### What needs to be done
Every line of the material below should be repeated exactly.

....................

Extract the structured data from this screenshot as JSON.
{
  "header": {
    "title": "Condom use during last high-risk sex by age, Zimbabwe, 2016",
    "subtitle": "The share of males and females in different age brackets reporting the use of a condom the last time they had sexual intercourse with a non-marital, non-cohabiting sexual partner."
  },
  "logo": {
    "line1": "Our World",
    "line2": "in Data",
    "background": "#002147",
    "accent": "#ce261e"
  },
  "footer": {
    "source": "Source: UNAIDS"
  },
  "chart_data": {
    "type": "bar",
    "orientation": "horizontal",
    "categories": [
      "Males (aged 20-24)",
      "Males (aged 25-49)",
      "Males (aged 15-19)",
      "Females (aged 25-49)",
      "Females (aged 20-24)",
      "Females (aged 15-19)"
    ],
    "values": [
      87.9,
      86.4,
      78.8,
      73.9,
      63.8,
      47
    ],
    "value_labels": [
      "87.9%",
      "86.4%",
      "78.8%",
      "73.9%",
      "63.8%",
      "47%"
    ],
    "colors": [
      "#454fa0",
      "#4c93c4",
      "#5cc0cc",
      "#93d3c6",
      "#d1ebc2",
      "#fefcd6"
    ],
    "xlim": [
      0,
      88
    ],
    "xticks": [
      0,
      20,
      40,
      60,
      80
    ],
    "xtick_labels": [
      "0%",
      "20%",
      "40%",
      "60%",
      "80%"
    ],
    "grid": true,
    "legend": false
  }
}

....................

### Answer to this problem
Extract the structured data from this screenshot as JSON.
{
  "header": {
    "title": "Condom use during last high-risk sex by age, Zimbabwe, 2016",
    "subtitle": "The share of males and females in different age brackets reporting the use of a condom the last time they had sexual intercourse with a non-marital, non-cohabiting sexual partner."
  },
  "logo": {
    "line1": "Our World",
    "line2": "in Data",
    "background": "#002147",
    "accent": "#ce261e"
  },
  "footer": {
    "source": "Source: UNAIDS"
  },
  "chart_data": {
    "type": "bar",
    "orientation": "horizontal",
    "categories": [
      "Males (aged 20-24)",
      "Males (aged 25-49)",
      "Males (aged 15-19)",
      "Females (aged 25-49)",
      "Females (aged 20-24)",
      "Females (aged 15-19)"
    ],
    "values": [
      87.9,
      86.4,
      78.8,
      73.9,
      63.8,
      47
    ],
    "value_labels": [
      "87.9%",
      "86.4%",
      "78.8%",
      "73.9%",
      "63.8%",
      "47%"
    ],
    "colors": [
      "#454fa0",
      "#4c93c4",
      "#5cc0cc",
      "#93d3c6",
      "#d1ebc2",
      "#fefcd6"
    ],
    "xlim": [
      0,
      88
    ],
    "xticks": [
      0,
      20,
      40,
      60,
      80
    ],
    "xtick_labels": [
      "0%",
      "20%",
      "40%",
      "60%",
      "80%"
    ],
    "grid": true,
    "legend": false
  }
}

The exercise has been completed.